-------- Records for the exercise

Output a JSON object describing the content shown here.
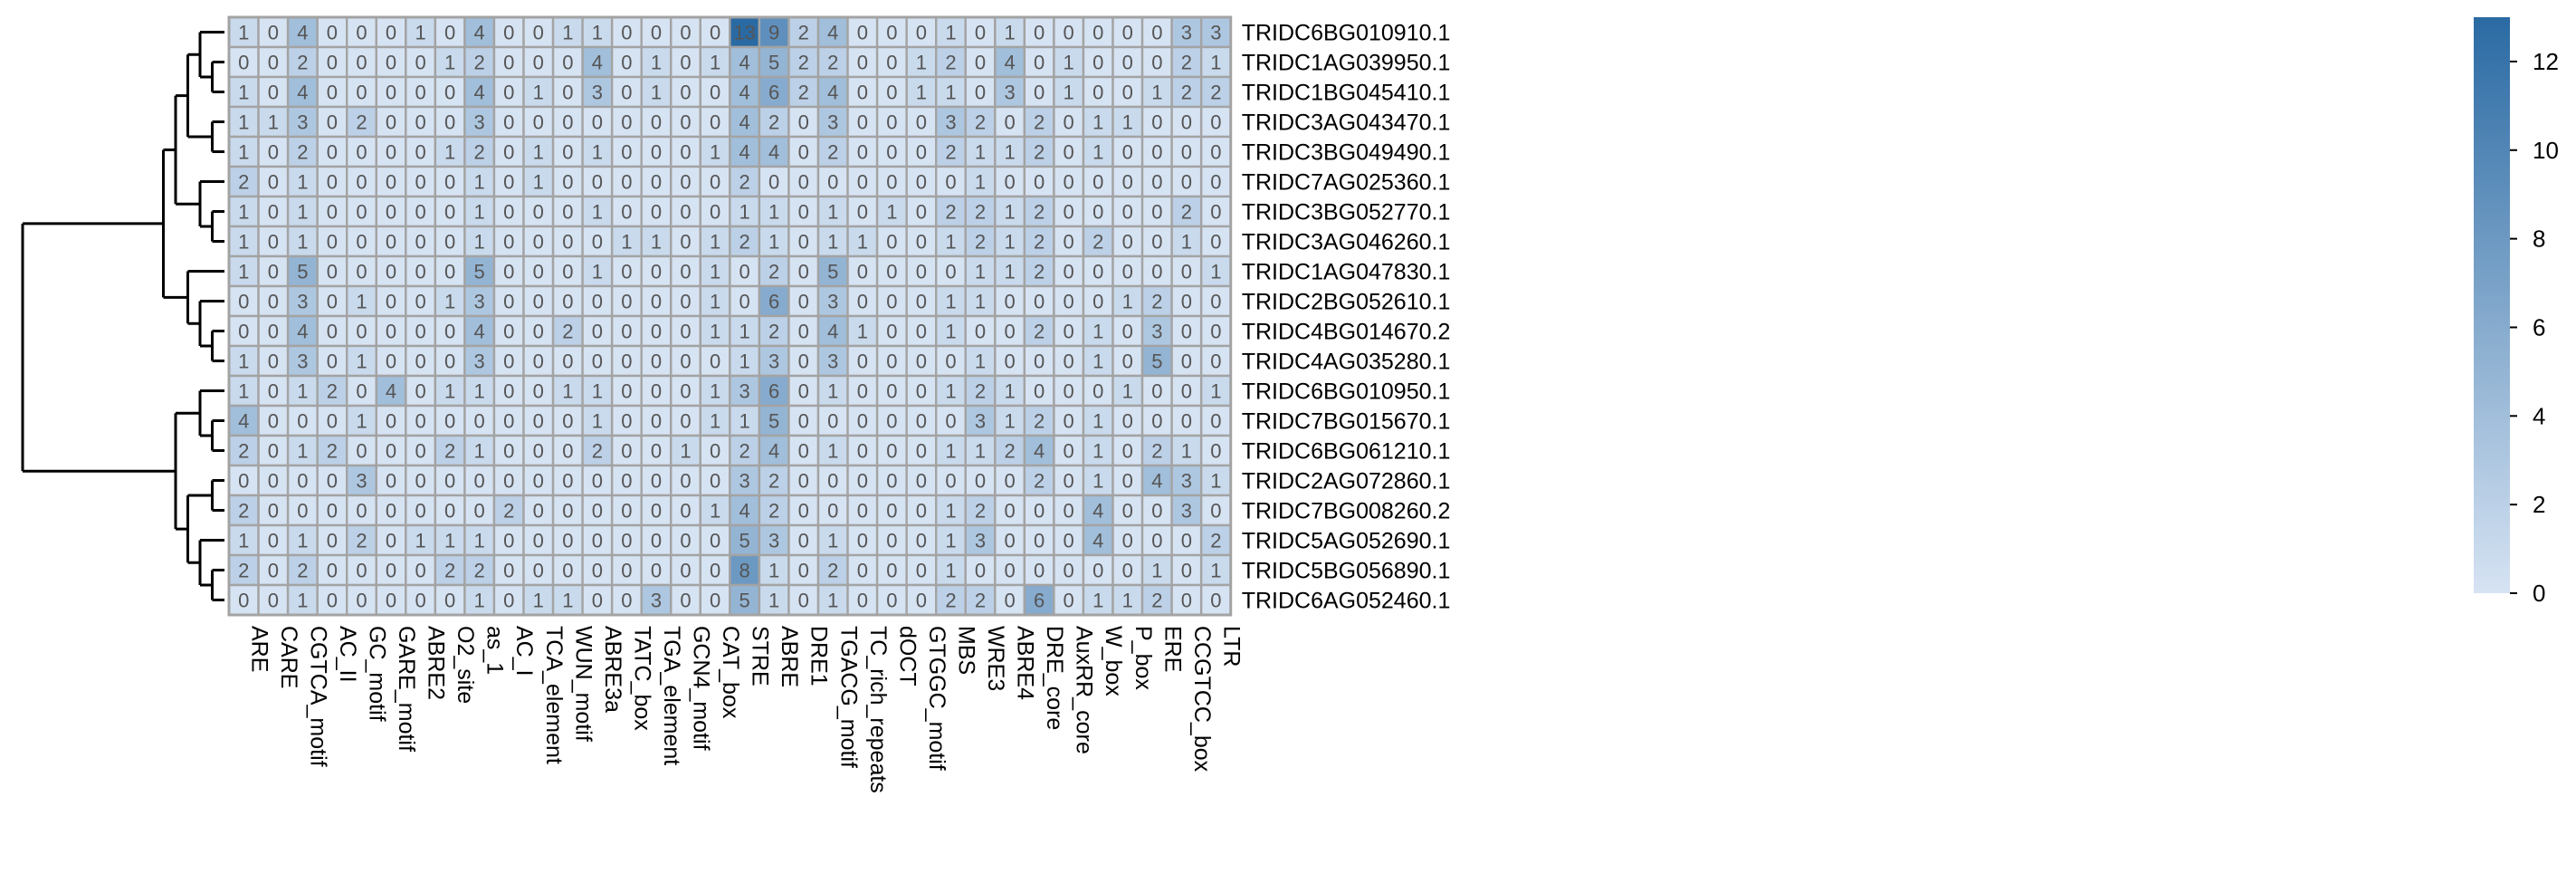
{
  "chart_data": {
    "type": "heatmap",
    "rows": [
      "TRIDC6BG010910.1",
      "TRIDC1AG039950.1",
      "TRIDC1BG045410.1",
      "TRIDC3AG043470.1",
      "TRIDC3BG049490.1",
      "TRIDC7AG025360.1",
      "TRIDC3BG052770.1",
      "TRIDC3AG046260.1",
      "TRIDC1AG047830.1",
      "TRIDC2BG052610.1",
      "TRIDC4BG014670.2",
      "TRIDC4AG035280.1",
      "TRIDC6BG010950.1",
      "TRIDC7BG015670.1",
      "TRIDC6BG061210.1",
      "TRIDC2AG072860.1",
      "TRIDC7BG008260.2",
      "TRIDC5AG052690.1",
      "TRIDC5BG056890.1",
      "TRIDC6AG052460.1"
    ],
    "columns": [
      "ARE",
      "CARE",
      "CGTCA_motif",
      "AC_II",
      "GC_motif",
      "GARE_motif",
      "ABRE2",
      "O2_site",
      "as_1",
      "AC_I",
      "TCA_element",
      "WUN_motif",
      "ABRE3a",
      "TATC_box",
      "TGA_element",
      "GCN4_motif",
      "CAT_box",
      "STRE",
      "ABRE",
      "DRE1",
      "TGACG_motif",
      "TC_rich_repeats",
      "dOCT",
      "GTGGC_motif",
      "MBS",
      "WRE3",
      "ABRE4",
      "DRE_core",
      "AuxRR_core",
      "W_box",
      "P_box",
      "ERE",
      "CCGTCC_box",
      "LTR"
    ],
    "values": [
      [
        1,
        0,
        4,
        0,
        0,
        0,
        1,
        0,
        4,
        0,
        0,
        1,
        1,
        0,
        0,
        0,
        0,
        13,
        9,
        2,
        4,
        0,
        0,
        0,
        1,
        0,
        1,
        0,
        0,
        0,
        0,
        0,
        3,
        3
      ],
      [
        0,
        0,
        2,
        0,
        0,
        0,
        0,
        1,
        2,
        0,
        0,
        0,
        4,
        0,
        1,
        0,
        1,
        4,
        5,
        2,
        2,
        0,
        0,
        1,
        2,
        0,
        4,
        0,
        1,
        0,
        0,
        0,
        2,
        1
      ],
      [
        1,
        0,
        4,
        0,
        0,
        0,
        0,
        0,
        4,
        0,
        1,
        0,
        3,
        0,
        1,
        0,
        0,
        4,
        6,
        2,
        4,
        0,
        0,
        1,
        1,
        0,
        3,
        0,
        1,
        0,
        0,
        1,
        2,
        2
      ],
      [
        1,
        1,
        3,
        0,
        2,
        0,
        0,
        0,
        3,
        0,
        0,
        0,
        0,
        0,
        0,
        0,
        0,
        4,
        2,
        0,
        3,
        0,
        0,
        0,
        3,
        2,
        0,
        2,
        0,
        1,
        1,
        0,
        0,
        0
      ],
      [
        1,
        0,
        2,
        0,
        0,
        0,
        0,
        1,
        2,
        0,
        1,
        0,
        1,
        0,
        0,
        0,
        1,
        4,
        4,
        0,
        2,
        0,
        0,
        0,
        2,
        1,
        1,
        2,
        0,
        1,
        0,
        0,
        0,
        0
      ],
      [
        2,
        0,
        1,
        0,
        0,
        0,
        0,
        0,
        1,
        0,
        1,
        0,
        0,
        0,
        0,
        0,
        0,
        2,
        0,
        0,
        0,
        0,
        0,
        0,
        0,
        1,
        0,
        0,
        0,
        0,
        0,
        0,
        0,
        0
      ],
      [
        1,
        0,
        1,
        0,
        0,
        0,
        0,
        0,
        1,
        0,
        0,
        0,
        1,
        0,
        0,
        0,
        0,
        1,
        1,
        0,
        1,
        0,
        1,
        0,
        2,
        2,
        1,
        2,
        0,
        0,
        0,
        0,
        2,
        0
      ],
      [
        1,
        0,
        1,
        0,
        0,
        0,
        0,
        0,
        1,
        0,
        0,
        0,
        0,
        1,
        1,
        0,
        1,
        2,
        1,
        0,
        1,
        1,
        0,
        0,
        1,
        2,
        1,
        2,
        0,
        2,
        0,
        0,
        1,
        0
      ],
      [
        1,
        0,
        5,
        0,
        0,
        0,
        0,
        0,
        5,
        0,
        0,
        0,
        1,
        0,
        0,
        0,
        1,
        0,
        2,
        0,
        5,
        0,
        0,
        0,
        0,
        1,
        1,
        2,
        0,
        0,
        0,
        0,
        0,
        1
      ],
      [
        0,
        0,
        3,
        0,
        1,
        0,
        0,
        1,
        3,
        0,
        0,
        0,
        0,
        0,
        0,
        0,
        1,
        0,
        6,
        0,
        3,
        0,
        0,
        0,
        1,
        1,
        0,
        0,
        0,
        0,
        1,
        2,
        0,
        0
      ],
      [
        0,
        0,
        4,
        0,
        0,
        0,
        0,
        0,
        4,
        0,
        0,
        2,
        0,
        0,
        0,
        0,
        1,
        1,
        2,
        0,
        4,
        1,
        0,
        0,
        1,
        0,
        0,
        2,
        0,
        1,
        0,
        3,
        0,
        0
      ],
      [
        1,
        0,
        3,
        0,
        1,
        0,
        0,
        0,
        3,
        0,
        0,
        0,
        0,
        0,
        0,
        0,
        0,
        1,
        3,
        0,
        3,
        0,
        0,
        0,
        0,
        1,
        0,
        0,
        0,
        1,
        0,
        5,
        0,
        0
      ],
      [
        1,
        0,
        1,
        2,
        0,
        4,
        0,
        1,
        1,
        0,
        0,
        1,
        1,
        0,
        0,
        0,
        1,
        3,
        6,
        0,
        1,
        0,
        0,
        0,
        1,
        2,
        1,
        0,
        0,
        0,
        1,
        0,
        0,
        1
      ],
      [
        4,
        0,
        0,
        0,
        1,
        0,
        0,
        0,
        0,
        0,
        0,
        0,
        1,
        0,
        0,
        0,
        1,
        1,
        5,
        0,
        0,
        0,
        0,
        0,
        0,
        3,
        1,
        2,
        0,
        1,
        0,
        0,
        0,
        0
      ],
      [
        2,
        0,
        1,
        2,
        0,
        0,
        0,
        2,
        1,
        0,
        0,
        0,
        2,
        0,
        0,
        1,
        0,
        2,
        4,
        0,
        1,
        0,
        0,
        0,
        1,
        1,
        2,
        4,
        0,
        1,
        0,
        2,
        1,
        0
      ],
      [
        0,
        0,
        0,
        0,
        3,
        0,
        0,
        0,
        0,
        0,
        0,
        0,
        0,
        0,
        0,
        0,
        0,
        3,
        2,
        0,
        0,
        0,
        0,
        0,
        0,
        0,
        0,
        2,
        0,
        1,
        0,
        4,
        3,
        1
      ],
      [
        2,
        0,
        0,
        0,
        0,
        0,
        0,
        0,
        0,
        2,
        0,
        0,
        0,
        0,
        0,
        0,
        1,
        4,
        2,
        0,
        0,
        0,
        0,
        0,
        1,
        2,
        0,
        0,
        0,
        4,
        0,
        0,
        3,
        0
      ],
      [
        1,
        0,
        1,
        0,
        2,
        0,
        1,
        1,
        1,
        0,
        0,
        0,
        0,
        0,
        0,
        0,
        0,
        5,
        3,
        0,
        1,
        0,
        0,
        0,
        1,
        3,
        0,
        0,
        0,
        4,
        0,
        0,
        0,
        2
      ],
      [
        2,
        0,
        2,
        0,
        0,
        0,
        0,
        2,
        2,
        0,
        0,
        0,
        0,
        0,
        0,
        0,
        0,
        8,
        1,
        0,
        2,
        0,
        0,
        0,
        1,
        0,
        0,
        0,
        0,
        0,
        0,
        1,
        0,
        1
      ],
      [
        0,
        0,
        1,
        0,
        0,
        0,
        0,
        0,
        1,
        0,
        1,
        1,
        0,
        0,
        3,
        0,
        0,
        5,
        1,
        0,
        1,
        0,
        0,
        0,
        2,
        2,
        0,
        6,
        0,
        1,
        1,
        2,
        0,
        0
      ]
    ],
    "colorbar": {
      "min": 0,
      "max": 13,
      "ticks": [
        0,
        2,
        4,
        6,
        8,
        10,
        12
      ]
    },
    "colors": {
      "low": "#d6e3f3",
      "high": "#2a6aa3",
      "cell_border": "#a3a3a3",
      "text": "#555555"
    },
    "row_dendrogram": true,
    "cell_labels": true,
    "legend_position": "right"
  }
}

----------------

Stated problem = Each line that contains the string "true" counts once; report how many such lines the entries have, giving only the number.

Solution = 2